* AIM OF THE TASK *
Write out the listing in full, matching it word for word.
━━ TASK MATERIAL
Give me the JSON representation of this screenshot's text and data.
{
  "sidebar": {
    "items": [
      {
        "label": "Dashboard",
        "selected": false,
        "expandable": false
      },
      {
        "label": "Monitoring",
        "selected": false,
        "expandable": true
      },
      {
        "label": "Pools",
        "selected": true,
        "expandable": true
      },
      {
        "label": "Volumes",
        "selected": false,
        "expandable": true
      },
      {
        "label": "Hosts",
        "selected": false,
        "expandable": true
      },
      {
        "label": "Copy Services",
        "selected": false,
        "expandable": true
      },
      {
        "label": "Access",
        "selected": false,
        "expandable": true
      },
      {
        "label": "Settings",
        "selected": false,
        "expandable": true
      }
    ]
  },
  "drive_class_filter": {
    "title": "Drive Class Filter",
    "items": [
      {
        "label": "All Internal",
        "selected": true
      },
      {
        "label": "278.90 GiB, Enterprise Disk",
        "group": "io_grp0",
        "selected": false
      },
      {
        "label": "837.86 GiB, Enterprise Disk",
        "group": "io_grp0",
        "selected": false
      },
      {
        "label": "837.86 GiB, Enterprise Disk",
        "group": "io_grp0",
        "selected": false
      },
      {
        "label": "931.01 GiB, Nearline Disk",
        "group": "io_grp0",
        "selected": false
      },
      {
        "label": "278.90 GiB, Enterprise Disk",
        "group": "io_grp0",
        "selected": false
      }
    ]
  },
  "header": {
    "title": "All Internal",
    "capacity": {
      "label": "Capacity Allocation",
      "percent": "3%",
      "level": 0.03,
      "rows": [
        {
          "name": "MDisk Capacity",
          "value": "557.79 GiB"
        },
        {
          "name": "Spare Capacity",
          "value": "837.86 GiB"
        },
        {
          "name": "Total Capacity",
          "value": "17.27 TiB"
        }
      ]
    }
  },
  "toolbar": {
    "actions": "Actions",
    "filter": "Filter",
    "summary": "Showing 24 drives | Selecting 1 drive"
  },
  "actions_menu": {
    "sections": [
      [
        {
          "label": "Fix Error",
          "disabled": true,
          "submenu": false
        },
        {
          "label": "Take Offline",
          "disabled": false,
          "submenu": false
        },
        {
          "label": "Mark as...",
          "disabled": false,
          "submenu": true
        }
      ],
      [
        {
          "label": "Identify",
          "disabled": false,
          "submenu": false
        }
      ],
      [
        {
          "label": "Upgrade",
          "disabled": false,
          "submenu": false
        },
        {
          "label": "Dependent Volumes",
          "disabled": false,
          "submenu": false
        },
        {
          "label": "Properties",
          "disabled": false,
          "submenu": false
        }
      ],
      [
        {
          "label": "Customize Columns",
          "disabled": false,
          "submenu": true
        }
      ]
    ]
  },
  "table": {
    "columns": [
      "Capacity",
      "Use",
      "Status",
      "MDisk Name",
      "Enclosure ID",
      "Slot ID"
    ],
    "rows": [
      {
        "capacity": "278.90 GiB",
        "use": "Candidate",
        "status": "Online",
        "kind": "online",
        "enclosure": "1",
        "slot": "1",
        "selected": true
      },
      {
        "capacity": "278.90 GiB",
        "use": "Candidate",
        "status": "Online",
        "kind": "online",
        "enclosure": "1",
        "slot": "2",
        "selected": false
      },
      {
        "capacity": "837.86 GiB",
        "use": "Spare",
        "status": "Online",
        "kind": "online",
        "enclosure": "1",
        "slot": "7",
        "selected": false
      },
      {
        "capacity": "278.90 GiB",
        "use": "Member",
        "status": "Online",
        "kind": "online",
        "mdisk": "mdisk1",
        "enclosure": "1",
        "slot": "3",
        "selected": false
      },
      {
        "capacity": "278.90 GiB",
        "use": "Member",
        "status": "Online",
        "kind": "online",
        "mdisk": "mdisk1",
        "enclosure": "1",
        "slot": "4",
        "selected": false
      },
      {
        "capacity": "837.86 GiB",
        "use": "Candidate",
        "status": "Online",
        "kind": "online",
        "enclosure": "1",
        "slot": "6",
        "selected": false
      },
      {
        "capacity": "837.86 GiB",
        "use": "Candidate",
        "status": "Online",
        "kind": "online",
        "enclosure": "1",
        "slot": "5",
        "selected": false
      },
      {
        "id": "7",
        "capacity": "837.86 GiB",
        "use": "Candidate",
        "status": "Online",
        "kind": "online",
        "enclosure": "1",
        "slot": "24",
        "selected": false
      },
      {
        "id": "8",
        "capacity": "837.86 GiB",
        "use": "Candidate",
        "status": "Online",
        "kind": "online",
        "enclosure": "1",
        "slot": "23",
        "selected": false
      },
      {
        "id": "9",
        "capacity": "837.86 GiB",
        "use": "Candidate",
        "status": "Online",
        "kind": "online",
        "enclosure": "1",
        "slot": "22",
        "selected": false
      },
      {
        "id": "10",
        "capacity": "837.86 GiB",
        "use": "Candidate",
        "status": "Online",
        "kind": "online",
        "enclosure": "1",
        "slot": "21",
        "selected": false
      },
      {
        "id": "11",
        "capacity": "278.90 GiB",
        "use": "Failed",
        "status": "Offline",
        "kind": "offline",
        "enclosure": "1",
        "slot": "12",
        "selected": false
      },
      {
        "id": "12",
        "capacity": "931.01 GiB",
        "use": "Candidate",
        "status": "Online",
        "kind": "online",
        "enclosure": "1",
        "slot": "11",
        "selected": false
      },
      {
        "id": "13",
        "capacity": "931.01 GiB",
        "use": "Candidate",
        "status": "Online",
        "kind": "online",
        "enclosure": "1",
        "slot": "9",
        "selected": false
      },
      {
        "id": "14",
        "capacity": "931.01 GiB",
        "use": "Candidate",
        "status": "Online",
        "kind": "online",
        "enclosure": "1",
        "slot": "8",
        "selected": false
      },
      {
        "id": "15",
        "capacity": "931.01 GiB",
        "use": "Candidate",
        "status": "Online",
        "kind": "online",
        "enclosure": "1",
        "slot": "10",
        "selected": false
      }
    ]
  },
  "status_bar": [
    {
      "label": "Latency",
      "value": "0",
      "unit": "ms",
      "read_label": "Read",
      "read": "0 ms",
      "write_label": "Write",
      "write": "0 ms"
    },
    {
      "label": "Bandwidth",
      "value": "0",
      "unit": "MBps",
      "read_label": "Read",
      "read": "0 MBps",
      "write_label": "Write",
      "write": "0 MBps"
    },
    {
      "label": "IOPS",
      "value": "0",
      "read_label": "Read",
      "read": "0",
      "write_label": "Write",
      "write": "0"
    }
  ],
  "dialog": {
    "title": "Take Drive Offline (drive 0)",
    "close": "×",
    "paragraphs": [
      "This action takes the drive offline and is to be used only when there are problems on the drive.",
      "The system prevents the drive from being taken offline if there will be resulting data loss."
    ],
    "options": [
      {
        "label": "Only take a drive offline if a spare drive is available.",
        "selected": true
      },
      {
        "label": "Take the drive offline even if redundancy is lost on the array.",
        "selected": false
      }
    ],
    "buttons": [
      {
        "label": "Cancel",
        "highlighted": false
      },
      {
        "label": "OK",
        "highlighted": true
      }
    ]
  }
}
━━━━
* EXERCISE RESPONSE *
Give me the JSON representation of this screenshot's text and data.
{
  "sidebar": {
    "items": [
      {
        "label": "Dashboard",
        "selected": false,
        "expandable": false
      },
      {
        "label": "Monitoring",
        "selected": false,
        "expandable": true
      },
      {
        "label": "Pools",
        "selected": true,
        "expandable": true
      },
      {
        "label": "Volumes",
        "selected": false,
        "expandable": true
      },
      {
        "label": "Hosts",
        "selected": false,
        "expandable": true
      },
      {
        "label": "Copy Services",
        "selected": false,
        "expandable": true
      },
      {
        "label": "Access",
        "selected": false,
        "expandable": true
      },
      {
        "label": "Settings",
        "selected": false,
        "expandable": true
      }
    ]
  },
  "drive_class_filter": {
    "title": "Drive Class Filter",
    "items": [
      {
        "label": "All Internal",
        "selected": true
      },
      {
        "label": "278.90 GiB, Enterprise Disk",
        "group": "io_grp0",
        "selected": false
      },
      {
        "label": "837.86 GiB, Enterprise Disk",
        "group": "io_grp0",
        "selected": false
      },
      {
        "label": "837.86 GiB, Enterprise Disk",
        "group": "io_grp0",
        "selected": false
      },
      {
        "label": "931.01 GiB, Nearline Disk",
        "group": "io_grp0",
        "selected": false
      },
      {
        "label": "278.90 GiB, Enterprise Disk",
        "group": "io_grp0",
        "selected": false
      }
    ]
  },
  "header": {
    "title": "All Internal",
    "capacity": {
      "label": "Capacity Allocation",
      "percent": "3%",
      "level": 0.03,
      "rows": [
        {
          "name": "MDisk Capacity",
          "value": "557.79 GiB"
        },
        {
          "name": "Spare Capacity",
          "value": "837.86 GiB"
        },
        {
          "name": "Total Capacity",
          "value": "17.27 TiB"
        }
      ]
    }
  },
  "toolbar": {
    "actions": "Actions",
    "filter": "Filter",
    "summary": "Showing 24 drives | Selecting 1 drive"
  },
  "actions_menu": {
    "sections": [
      [
        {
          "label": "Fix Error",
          "disabled": true,
          "submenu": false
        },
        {
          "label": "Take Offline",
          "disabled": false,
          "submenu": false
        },
        {
          "label": "Mark as...",
          "disabled": false,
          "submenu": true
        }
      ],
      [
        {
          "label": "Identify",
          "disabled": false,
          "submenu": false
        }
      ],
      [
        {
          "label": "Upgrade",
          "disabled": false,
          "submenu": false
        },
        {
          "label": "Dependent Volumes",
          "disabled": false,
          "submenu": false
        },
        {
          "label": "Properties",
          "disabled": false,
          "submenu": false
        }
      ],
      [
        {
          "label": "Customize Columns",
          "disabled": false,
          "submenu": true
        }
      ]
    ]
  },
  "table": {
    "columns": [
      "Capacity",
      "Use",
      "Status",
      "MDisk Name",
      "Enclosure ID",
      "Slot ID"
    ],
    "rows": [
      {
        "capacity": "278.90 GiB",
        "use": "Candidate",
        "status": "Online",
        "kind": "online",
        "enclosure": "1",
        "slot": "1",
        "selected": true
      },
      {
        "capacity": "278.90 GiB",
        "use": "Candidate",
        "status": "Online",
        "kind": "online",
        "enclosure": "1",
        "slot": "2",
        "selected": false
      },
      {
        "capacity": "837.86 GiB",
        "use": "Spare",
        "status": "Online",
        "kind": "online",
        "enclosure": "1",
        "slot": "7",
        "selected": false
      },
      {
        "capacity": "278.90 GiB",
        "use": "Member",
        "status": "Online",
        "kind": "online",
        "mdisk": "mdisk1",
        "enclosure": "1",
        "slot": "3",
        "selected": false
      },
      {
        "capacity": "278.90 GiB",
        "use": "Member",
        "status": "Online",
        "kind": "online",
        "mdisk": "mdisk1",
        "enclosure": "1",
        "slot": "4",
        "selected": false
      },
      {
        "capacity": "837.86 GiB",
        "use": "Candidate",
        "status": "Online",
        "kind": "online",
        "enclosure": "1",
        "slot": "6",
        "selected": false
      },
      {
        "capacity": "837.86 GiB",
        "use": "Candidate",
        "status": "Online",
        "kind": "online",
        "enclosure": "1",
        "slot": "5",
        "selected": false
      },
      {
        "id": "7",
        "capacity": "837.86 GiB",
        "use": "Candidate",
        "status": "Online",
        "kind": "online",
        "enclosure": "1",
        "slot": "24",
        "selected": false
      },
      {
        "id": "8",
        "capacity": "837.86 GiB",
        "use": "Candidate",
        "status": "Online",
        "kind": "online",
        "enclosure": "1",
        "slot": "23",
        "selected": false
      },
      {
        "id": "9",
        "capacity": "837.86 GiB",
        "use": "Candidate",
        "status": "Online",
        "kind": "online",
        "enclosure": "1",
        "slot": "22",
        "selected": false
      },
      {
        "id": "10",
        "capacity": "837.86 GiB",
        "use": "Candidate",
        "status": "Online",
        "kind": "online",
        "enclosure": "1",
        "slot": "21",
        "selected": false
      },
      {
        "id": "11",
        "capacity": "278.90 GiB",
        "use": "Failed",
        "status": "Offline",
        "kind": "offline",
        "enclosure": "1",
        "slot": "12",
        "selected": false
      },
      {
        "id": "12",
        "capacity": "931.01 GiB",
        "use": "Candidate",
        "status": "Online",
        "kind": "online",
        "enclosure": "1",
        "slot": "11",
        "selected": false
      },
      {
        "id": "13",
        "capacity": "931.01 GiB",
        "use": "Candidate",
        "status": "Online",
        "kind": "online",
        "enclosure": "1",
        "slot": "9",
        "selected": false
      },
      {
        "id": "14",
        "capacity": "931.01 GiB",
        "use": "Candidate",
        "status": "Online",
        "kind": "online",
        "enclosure": "1",
        "slot": "8",
        "selected": false
      },
      {
        "id": "15",
        "capacity": "931.01 GiB",
        "use": "Candidate",
        "status": "Online",
        "kind": "online",
        "enclosure": "1",
        "slot": "10",
        "selected": false
      }
    ]
  },
  "status_bar": [
    {
      "label": "Latency",
      "value": "0",
      "unit": "ms",
      "read_label": "Read",
      "read": "0 ms",
      "write_label": "Write",
      "write": "0 ms"
    },
    {
      "label": "Bandwidth",
      "value": "0",
      "unit": "MBps",
      "read_label": "Read",
      "read": "0 MBps",
      "write_label": "Write",
      "write": "0 MBps"
    },
    {
      "label": "IOPS",
      "value": "0",
      "read_label": "Read",
      "read": "0",
      "write_label": "Write",
      "write": "0"
    }
  ],
  "dialog": {
    "title": "Take Drive Offline (drive 0)",
    "close": "×",
    "paragraphs": [
      "This action takes the drive offline and is to be used only when there are problems on the drive.",
      "The system prevents the drive from being taken offline if there will be resulting data loss."
    ],
    "options": [
      {
        "label": "Only take a drive offline if a spare drive is available.",
        "selected": true
      },
      {
        "label": "Take the drive offline even if redundancy is lost on the array.",
        "selected": false
      }
    ],
    "buttons": [
      {
        "label": "Cancel",
        "highlighted": false
      },
      {
        "label": "OK",
        "highlighted": true
      }
    ]
  }
}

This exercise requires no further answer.